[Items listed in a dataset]
┏━━

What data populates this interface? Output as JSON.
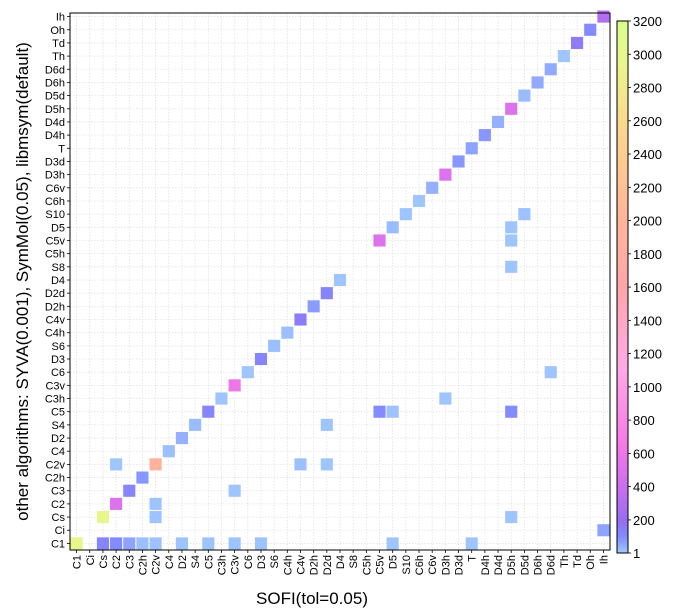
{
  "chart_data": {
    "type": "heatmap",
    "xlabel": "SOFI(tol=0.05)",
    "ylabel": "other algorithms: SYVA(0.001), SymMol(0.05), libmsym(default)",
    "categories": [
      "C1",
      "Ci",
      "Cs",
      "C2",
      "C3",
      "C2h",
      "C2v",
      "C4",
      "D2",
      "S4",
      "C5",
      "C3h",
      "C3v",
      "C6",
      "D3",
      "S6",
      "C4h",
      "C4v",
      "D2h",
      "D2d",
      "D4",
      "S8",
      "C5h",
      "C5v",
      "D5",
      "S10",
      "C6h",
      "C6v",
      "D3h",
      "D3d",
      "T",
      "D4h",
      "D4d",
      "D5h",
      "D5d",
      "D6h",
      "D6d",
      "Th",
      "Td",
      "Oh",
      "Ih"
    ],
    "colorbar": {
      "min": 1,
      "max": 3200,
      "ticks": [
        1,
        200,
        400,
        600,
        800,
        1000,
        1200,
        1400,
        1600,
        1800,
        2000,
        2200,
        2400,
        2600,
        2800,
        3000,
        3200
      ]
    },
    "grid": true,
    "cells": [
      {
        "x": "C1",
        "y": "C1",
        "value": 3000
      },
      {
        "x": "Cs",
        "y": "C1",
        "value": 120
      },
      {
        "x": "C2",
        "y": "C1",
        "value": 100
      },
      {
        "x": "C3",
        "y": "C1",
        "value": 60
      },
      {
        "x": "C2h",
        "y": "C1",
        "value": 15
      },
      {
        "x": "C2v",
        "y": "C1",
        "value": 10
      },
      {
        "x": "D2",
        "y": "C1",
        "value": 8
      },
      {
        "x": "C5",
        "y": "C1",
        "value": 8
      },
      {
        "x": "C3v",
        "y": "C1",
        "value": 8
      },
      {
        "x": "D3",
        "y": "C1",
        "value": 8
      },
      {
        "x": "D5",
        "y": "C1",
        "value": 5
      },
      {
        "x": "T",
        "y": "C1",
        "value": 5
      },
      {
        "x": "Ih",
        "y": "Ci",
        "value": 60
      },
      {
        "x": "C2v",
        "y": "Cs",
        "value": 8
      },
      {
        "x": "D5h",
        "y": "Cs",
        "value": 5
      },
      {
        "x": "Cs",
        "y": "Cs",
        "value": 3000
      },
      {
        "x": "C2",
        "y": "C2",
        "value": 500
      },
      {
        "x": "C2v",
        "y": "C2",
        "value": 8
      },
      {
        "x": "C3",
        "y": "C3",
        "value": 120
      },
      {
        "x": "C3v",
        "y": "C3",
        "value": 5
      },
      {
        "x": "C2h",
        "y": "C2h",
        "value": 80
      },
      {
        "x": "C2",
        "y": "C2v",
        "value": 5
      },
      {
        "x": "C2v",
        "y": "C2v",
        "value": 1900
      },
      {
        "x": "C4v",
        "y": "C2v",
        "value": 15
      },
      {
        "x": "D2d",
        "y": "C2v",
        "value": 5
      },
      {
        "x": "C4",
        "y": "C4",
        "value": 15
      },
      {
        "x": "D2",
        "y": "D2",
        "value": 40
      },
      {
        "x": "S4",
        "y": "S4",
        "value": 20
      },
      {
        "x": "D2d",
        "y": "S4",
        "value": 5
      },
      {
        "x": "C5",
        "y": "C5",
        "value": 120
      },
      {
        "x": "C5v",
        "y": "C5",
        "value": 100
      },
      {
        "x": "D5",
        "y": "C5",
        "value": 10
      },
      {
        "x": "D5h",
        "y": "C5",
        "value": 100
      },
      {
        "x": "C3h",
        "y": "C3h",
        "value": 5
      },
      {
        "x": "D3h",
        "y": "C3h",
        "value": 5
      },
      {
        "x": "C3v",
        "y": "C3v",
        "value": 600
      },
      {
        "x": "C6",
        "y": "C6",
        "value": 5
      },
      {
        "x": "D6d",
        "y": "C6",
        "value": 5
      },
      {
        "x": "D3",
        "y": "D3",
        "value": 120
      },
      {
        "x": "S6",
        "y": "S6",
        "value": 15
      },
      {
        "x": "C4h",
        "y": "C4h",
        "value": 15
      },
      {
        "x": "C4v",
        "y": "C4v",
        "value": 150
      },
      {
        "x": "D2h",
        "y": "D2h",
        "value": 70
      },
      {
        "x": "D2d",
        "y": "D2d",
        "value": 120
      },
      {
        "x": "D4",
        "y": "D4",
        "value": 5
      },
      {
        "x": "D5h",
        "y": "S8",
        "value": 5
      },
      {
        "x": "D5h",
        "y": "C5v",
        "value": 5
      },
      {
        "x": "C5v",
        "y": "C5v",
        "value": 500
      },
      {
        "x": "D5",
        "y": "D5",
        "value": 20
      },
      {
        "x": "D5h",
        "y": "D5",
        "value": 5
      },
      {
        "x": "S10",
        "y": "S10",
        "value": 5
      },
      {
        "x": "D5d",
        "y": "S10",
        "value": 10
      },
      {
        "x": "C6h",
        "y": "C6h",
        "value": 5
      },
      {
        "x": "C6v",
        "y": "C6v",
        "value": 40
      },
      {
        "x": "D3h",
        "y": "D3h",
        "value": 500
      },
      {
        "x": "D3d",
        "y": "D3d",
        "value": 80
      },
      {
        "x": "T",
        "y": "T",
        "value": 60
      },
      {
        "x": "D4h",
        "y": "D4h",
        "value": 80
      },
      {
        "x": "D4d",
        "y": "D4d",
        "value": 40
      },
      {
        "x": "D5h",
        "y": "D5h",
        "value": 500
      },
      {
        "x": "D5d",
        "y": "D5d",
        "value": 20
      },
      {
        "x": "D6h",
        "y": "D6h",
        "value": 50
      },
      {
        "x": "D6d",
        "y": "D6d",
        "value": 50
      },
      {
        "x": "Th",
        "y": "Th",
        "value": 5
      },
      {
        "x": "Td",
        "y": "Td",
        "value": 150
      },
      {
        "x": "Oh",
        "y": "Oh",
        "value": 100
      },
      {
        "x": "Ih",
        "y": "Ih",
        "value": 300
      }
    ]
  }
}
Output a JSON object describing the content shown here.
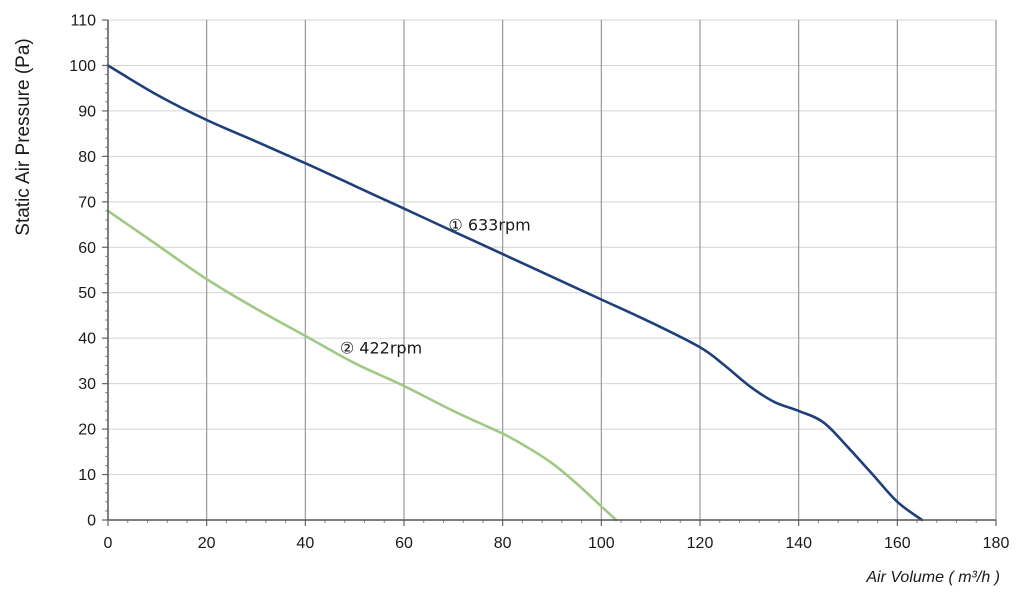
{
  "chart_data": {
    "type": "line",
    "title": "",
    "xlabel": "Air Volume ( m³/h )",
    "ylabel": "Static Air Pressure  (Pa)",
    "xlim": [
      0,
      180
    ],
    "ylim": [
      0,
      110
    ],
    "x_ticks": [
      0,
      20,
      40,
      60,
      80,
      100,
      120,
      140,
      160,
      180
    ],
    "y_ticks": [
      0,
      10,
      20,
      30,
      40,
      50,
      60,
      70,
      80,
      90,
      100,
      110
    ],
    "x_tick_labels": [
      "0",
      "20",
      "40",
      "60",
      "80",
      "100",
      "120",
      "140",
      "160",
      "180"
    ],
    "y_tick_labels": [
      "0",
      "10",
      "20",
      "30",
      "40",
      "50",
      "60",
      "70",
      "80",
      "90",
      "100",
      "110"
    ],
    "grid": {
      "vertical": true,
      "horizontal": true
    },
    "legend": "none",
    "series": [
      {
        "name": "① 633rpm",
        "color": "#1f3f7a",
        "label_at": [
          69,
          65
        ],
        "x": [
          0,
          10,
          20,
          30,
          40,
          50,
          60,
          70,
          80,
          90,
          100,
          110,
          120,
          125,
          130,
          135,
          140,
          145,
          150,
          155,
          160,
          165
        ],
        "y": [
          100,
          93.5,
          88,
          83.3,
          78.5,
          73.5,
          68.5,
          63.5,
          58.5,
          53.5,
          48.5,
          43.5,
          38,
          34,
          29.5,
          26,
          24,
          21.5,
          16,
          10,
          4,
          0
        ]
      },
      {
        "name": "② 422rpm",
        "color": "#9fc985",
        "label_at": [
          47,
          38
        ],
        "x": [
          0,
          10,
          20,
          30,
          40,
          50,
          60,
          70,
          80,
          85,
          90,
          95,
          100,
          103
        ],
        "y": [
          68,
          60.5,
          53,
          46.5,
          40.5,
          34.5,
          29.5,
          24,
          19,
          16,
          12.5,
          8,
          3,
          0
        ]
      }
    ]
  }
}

┗━━

> WHAT TO WORK ON
Search the records for the string "ylabel" and return every line in which it occurs.

> COMPLETE RESPONSE
    "ylabel": "other algorithms: SYVA(0.001), SymMol(0.05), libmsym(default)",
    "ylabel": "Static Air Pressure  (Pa)",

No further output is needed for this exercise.